Set the data down again, exactly as it reads, but without the pictures.

━━━━━━━━━━━━━━━━

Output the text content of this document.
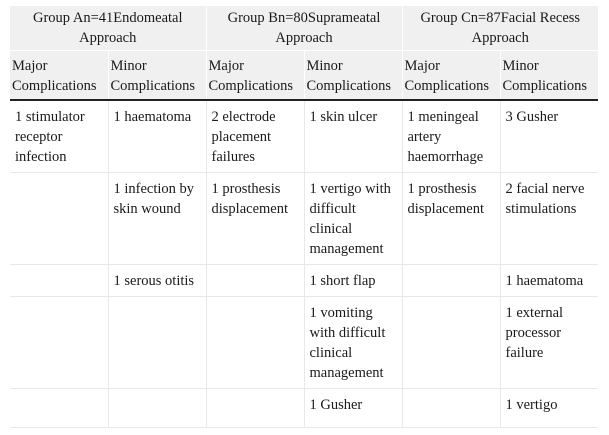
Group An=41Endomeatal Approach		Group Bn=80Suprameatal Approach		Group Cn=87Facial Recess Approach	

Major Complications	Minor Complications	Major Complications	Minor Complications	Major Complications	Minor Complications

1 stimulator receptor infection	1 haematoma	2 electrode placement failures	1 skin ulcer	1 meningeal artery haemorrhage	3 Gusher
	1 infection by skin wound	1 prosthesis displacement	1 vertigo with difficult clinical management	1 prosthesis displacement	2 facial nerve stimulations
	1 serous otitis		1 short flap		1 haematoma
			1 vomiting with difficult clinical management		1 external processor failure
			1 Gusher		1 vertigo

━━━━━━━━━━━━━━━━

**Reply to the exercise:**
Output the text content of this document.
Group An=41Endomeatal Approach		Group Bn=80Suprameatal Approach		Group Cn=87Facial Recess Approach	

Major Complications	Minor Complications	Major Complications	Minor Complications	Major Complications	Minor Complications

1 stimulator receptor infection	1 haematoma	2 electrode placement failures	1 skin ulcer	1 meningeal artery haemorrhage	3 Gusher
	1 infection by skin wound	1 prosthesis displacement	1 vertigo with difficult clinical management	1 prosthesis displacement	2 facial nerve stimulations
	1 serous otitis		1 short flap		1 haematoma
			1 vomiting with difficult clinical management		1 external processor failure
			1 Gusher		1 vertigo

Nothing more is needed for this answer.